Copy every line from the data below in which the string "показатели" can be found.

-------- DATASET EXCERPTS

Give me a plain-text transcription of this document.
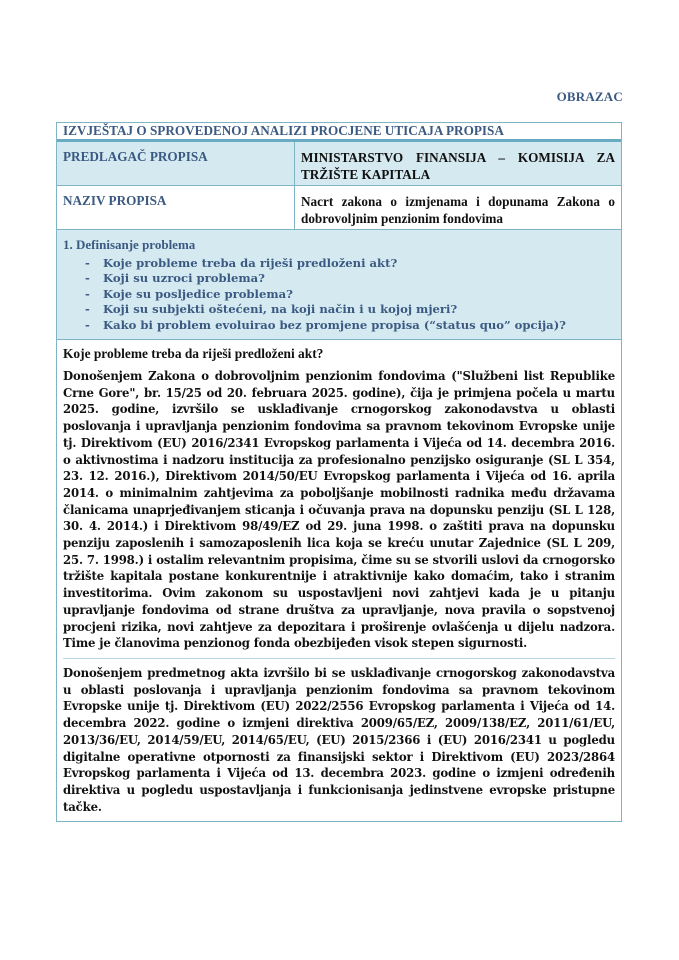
OBRAZAC
IZVJEŠTAJ O SPROVEDENOJ ANALIZI PROCJENE UTICAJA PROPISA
PREDLAGAČ PROPISA	MINISTARSTVO FINANSIJA – KOMISIJA ZA TRŽIŠTE KAPITALA
NAZIV PROPISA	Nacrt zakona o izmjenama i dopunama Zakona o dobrovoljnim penzionim fondovima
1. Definisanje problema
-	Koje probleme treba da riješi predloženi akt?
-	Koji su uzroci problema?
-	Koje su posljedice problema?
-	Koji su subjekti oštećeni, na koji način i u kojoj mjeri?
-	Kako bi problem evoluirao bez promjene propisa (“status quo” opcija)?

Koje probleme treba da riješi predloženi akt?

Donošenjem Zakona o dobrovoljnim penzionim fondovima ("Službeni list Republike Crne Gore", br. 15/25 od 20. februara 2025. godine), čija je primjena počela u martu 2025. godine, izvršilo se usklađivanje crnogorskog zakonodavstva u oblasti poslovanja i upravljanja penzionim fondovima sa pravnom tekovinom Evropske unije tj. Direktivom (EU) 2016/2341 Evropskog parlamenta i Vijeća od 14. decembra 2016. o aktivnostima i nadzoru institucija za profesionalno penzijsko osiguranje (SL L 354, 23. 12. 2016.), Direktivom 2014/50/EU Evropskog parlamenta i Vijeća od 16. aprila 2014. o minimalnim zahtjevima za poboljšanje mobilnosti radnika među državama članicama unaprjeđivanjem sticanja i očuvanja prava na dopunsku penziju (SL L 128, 30. 4. 2014.) i Direktivom 98/49/EZ od 29. juna 1998. o zaštiti prava na dopunsku penziju zaposlenih i samozaposlenih lica koja se kreću unutar Zajednice (SL L 209, 25. 7. 1998.) i ostalim relevantnim propisima, čime su se stvorili uslovi da crnogorsko tržište kapitala postane konkurentnije i atraktivnije kako domaćim, tako i stranim investitorima. Ovim zakonom su uspostavljeni novi zahtjevi kada je u pitanju upravljanje fondovima od strane društva za upravljanje, nova pravila o sopstvenoj procjeni rizika, novi zahtjeve za depozitara i proširenje ovlašćenja u dijelu nadzora. Time je članovima penzionog fonda obezbijeđen visok stepen sigurnosti.

Donošenjem predmetnog akta izvršilo bi se usklađivanje crnogorskog zakonodavstva u oblasti poslovanja i upravljanja penzionim fondovima sa pravnom tekovinom Evropske unije tj. Direktivom (EU) 2022/2556 Evropskog parlamenta i Vijeća od 14. decembra 2022. godine o izmjeni direktiva 2009/65/EZ, 2009/138/EZ, 2011/61/EU, 2013/36/EU, 2014/59/EU, 2014/65/EU, (EU) 2015/2366 i (EU) 2016/2341 u pogledu digitalne operativne otpornosti za finansijski sektor i Direktivom (EU) 2023/2864 Evropskog parlamenta i Vijeća od 13. decembra 2023. godine o izmjeni određenih direktiva u pogledu uspostavljanja i funkcionisanja jedinstvene evropske pristupne tačke.
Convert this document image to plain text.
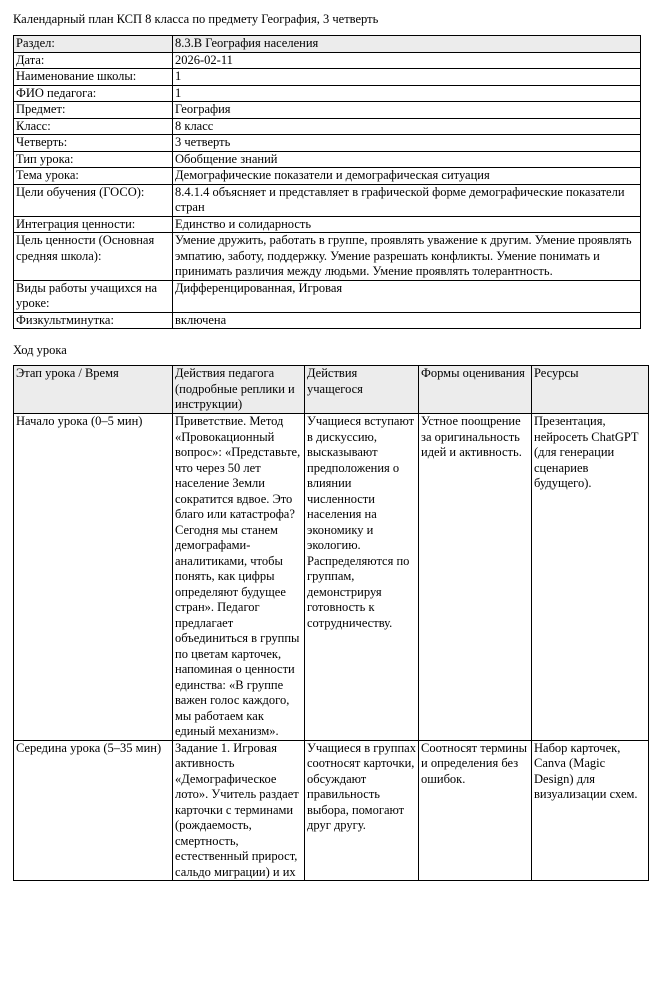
Календарный план КСП 8 класса по предмету География, 3 четверть
Раздел:	8.3.В География населения
Дата:	2026-02-11
Наименование школы:	1
ФИО педагога:	1
Предмет:	География
Класс:	8 класс
Четверть:	3 четверть
Тип урока:	Обобщение знаний
Тема урока:	Демографические показатели и демографическая ситуация
Цели обучения (ГОСО):	8.4.1.4 объясняет и представляет в графической форме демографические показатели стран
Интеграция ценности:	Единство и солидарность
Цель ценности (Основная средняя школа):	Умение дружить, работать в группе, проявлять уважение к другим. Умение проявлять эмпатию, заботу, поддержку. Умение разрешать конфликты. Умение понимать и принимать различия между людьми. Умение проявлять толерантность.
Виды работы учащихся на уроке:	Дифференцированная, Игровая
Физкультминутка:	включена
Ход урока
Этап урока / Время	Действия педагога (подробные реплики и инструкции)	Действия учащегося	Формы оценивания	Ресурсы
Начало урока (0–5 мин)	Приветствие. Метод «Провокационный вопрос»: «Представьте, что через 50 лет население Земли сократится вдвое. Это благо или катастрофа? Сегодня мы станем демографами-аналитиками, чтобы понять, как цифры определяют будущее стран». Педагог предлагает объединиться в группы по цветам карточек, напоминая о ценности единства: «В группе важен голос каждого, мы работаем как единый механизм».	Учащиеся вступают в дискуссию, высказывают предположения о влиянии численности населения на экономику и экологию. Распределяются по группам, демонстрируя готовность к сотрудничеству.	Устное поощрение за оригинальность идей и активность.	Презентация, нейросеть ChatGPT (для генерации сценариев будущего).
Середина урока (5–35 мин)	Задание 1. Игровая активность «Демографическое лото». Учитель раздает карточки с терминами (рождаемость, смертность, естественный прирост, сальдо миграции) и их	Учащиеся в группах соотносят карточки, обсуждают правильность выбора, помогают друг другу.	Соотносят термины и определения без ошибок.	Набор карточек, Canva (Magic Design) для визуализации схем.
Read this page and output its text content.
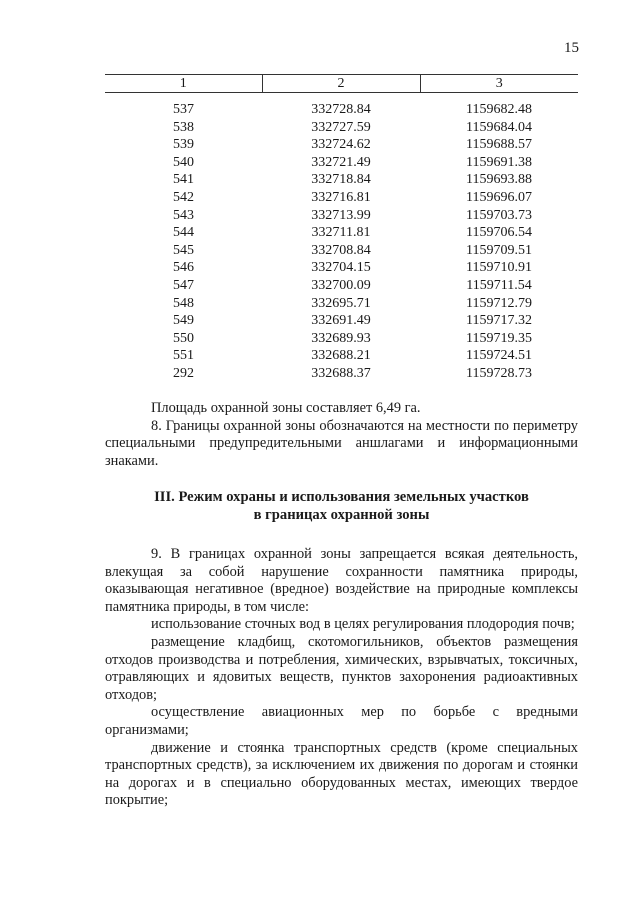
15
1	2	3

537	332728.84	1159682.48
538	332727.59	1159684.04
539	332724.62	1159688.57
540	332721.49	1159691.38
541	332718.84	1159693.88
542	332716.81	1159696.07
543	332713.99	1159703.73
544	332711.81	1159706.54
545	332708.84	1159709.51
546	332704.15	1159710.91
547	332700.09	1159711.54
548	332695.71	1159712.79
549	332691.49	1159717.32
550	332689.93	1159719.35
551	332688.21	1159724.51
292	332688.37	1159728.73

Площадь охранной зоны составляет 6,49 га.

8. Границы охранной зоны обозначаются на местности по периметру специальными предупредительными аншлагами и информационными знаками.

III. Режим охраны и использования земельных участков
в границах охранной зоны

9. В границах охранной зоны запрещается всякая деятельность, влекущая за собой нарушение сохранности памятника природы, оказывающая негативное (вредное) воздействие на природные комплексы памятника природы, в том числе:

использование сточных вод в целях регулирования плодородия почв;

размещение кладбищ, скотомогильников, объектов размещения отходов производства и потребления, химических, взрывчатых, токсичных, отравляющих и ядовитых веществ, пунктов захоронения радиоактивных отходов;

осуществление авиационных мер по борьбе с вредными организмами;

движение и стоянка транспортных средств (кроме специальных транспортных средств), за исключением их движения по дорогам и стоянки на дорогах и в специально оборудованных местах, имеющих твердое покрытие;
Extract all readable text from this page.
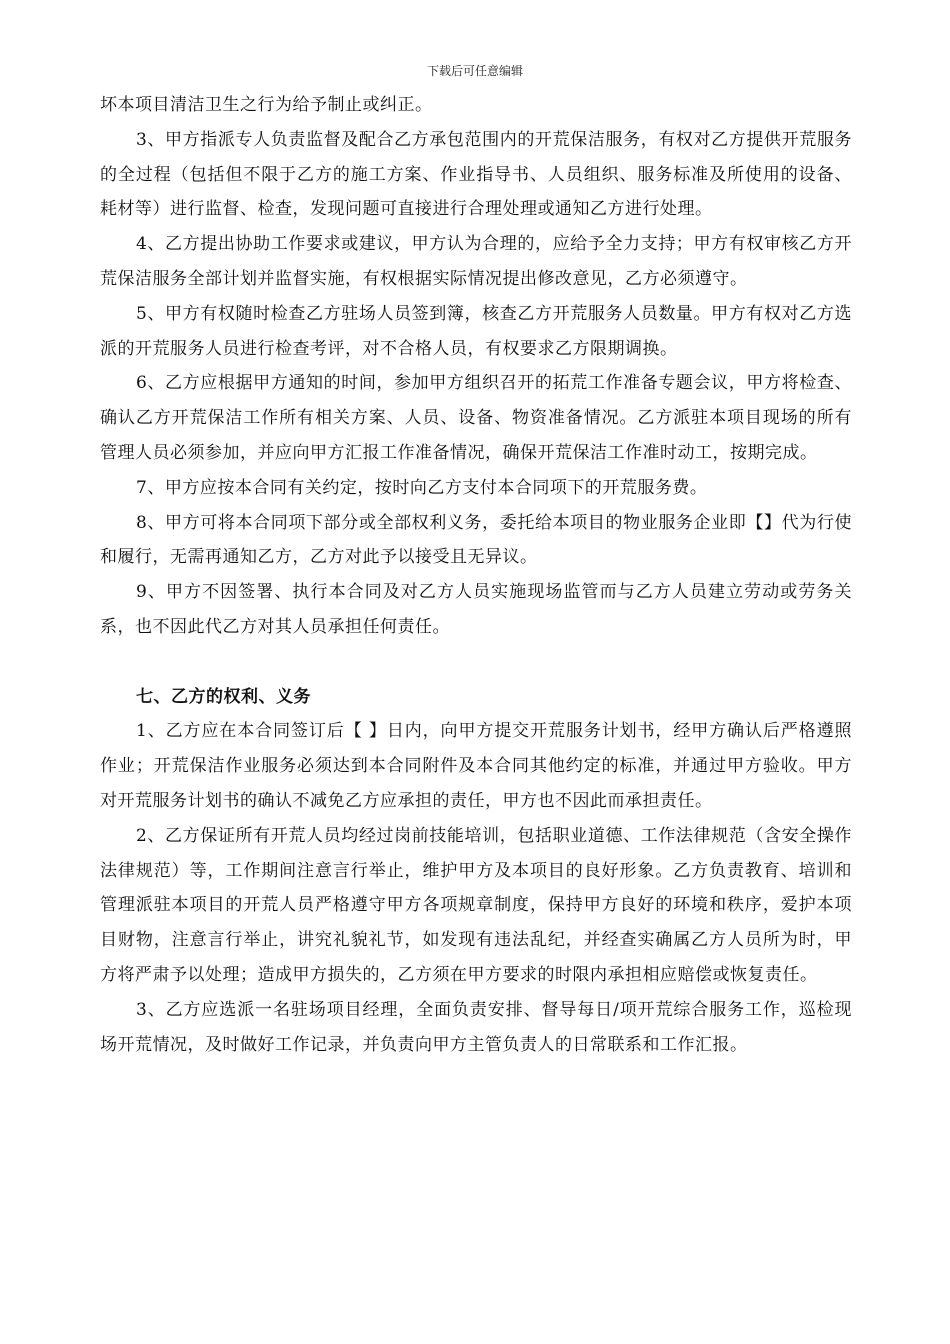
下载后可任意编辑

坏本项目清洁卫生之行为给予制止或纠正。

3、甲方指派专人负责监督及配合乙方承包范围内的开荒保洁服务，有权对乙方提供开荒服务的全过程（包括但不限于乙方的施工方案、作业指导书、人员组织、服务标准及所使用的设备、耗材等）进行监督、检查，发现问题可直接进行合理处理或通知乙方进行处理。

4、乙方提出协助工作要求或建议，甲方认为合理的，应给予全力支持；甲方有权审核乙方开荒保洁服务全部计划并监督实施，有权根据实际情况提出修改意见，乙方必须遵守。

5、甲方有权随时检查乙方驻场人员签到簿，核查乙方开荒服务人员数量。甲方有权对乙方选派的开荒服务人员进行检查考评，对不合格人员，有权要求乙方限期调换。

6、乙方应根据甲方通知的时间，参加甲方组织召开的拓荒工作准备专题会议，甲方将检查、确认乙方开荒保洁工作所有相关方案、人员、设备、物资准备情况。乙方派驻本项目现场的所有管理人员必须参加，并应向甲方汇报工作准备情况，确保开荒保洁工作准时动工，按期完成。

7、甲方应按本合同有关约定，按时向乙方支付本合同项下的开荒服务费。

8、甲方可将本合同项下部分或全部权利义务，委托给本项目的物业服务企业即【】代为行使和履行，无需再通知乙方，乙方对此予以接受且无异议。

9、甲方不因签署、执行本合同及对乙方人员实施现场监管而与乙方人员建立劳动或劳务关系，也不因此代乙方对其人员承担任何责任。

七、乙方的权利、义务

1、乙方应在本合同签订后【 】日内，向甲方提交开荒服务计划书，经甲方确认后严格遵照作业；开荒保洁作业服务必须达到本合同附件及本合同其他约定的标准，并通过甲方验收。甲方对开荒服务计划书的确认不减免乙方应承担的责任，甲方也不因此而承担责任。

2、乙方保证所有开荒人员均经过岗前技能培训，包括职业道德、工作法律规范（含安全操作法律规范）等，工作期间注意言行举止，维护甲方及本项目的良好形象。乙方负责教育、培训和管理派驻本项目的开荒人员严格遵守甲方各项规章制度，保持甲方良好的环境和秩序，爱护本项目财物，注意言行举止，讲究礼貌礼节，如发现有违法乱纪，并经查实确属乙方人员所为时，甲方将严肃予以处理；造成甲方损失的，乙方须在甲方要求的时限内承担相应赔偿或恢复责任。

3、乙方应选派一名驻场项目经理，全面负责安排、督导每日/项开荒综合服务工作，巡检现场开荒情况，及时做好工作记录，并负责向甲方主管负责人的日常联系和工作汇报。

----------------

WRITTEN RESPONSE:
Тема урока:	Демографические показатели и демографическая ситуация
Цели обучения (ГОСО):	8.4.1.4 объясняет и представляет в графической форме демографические показатели стран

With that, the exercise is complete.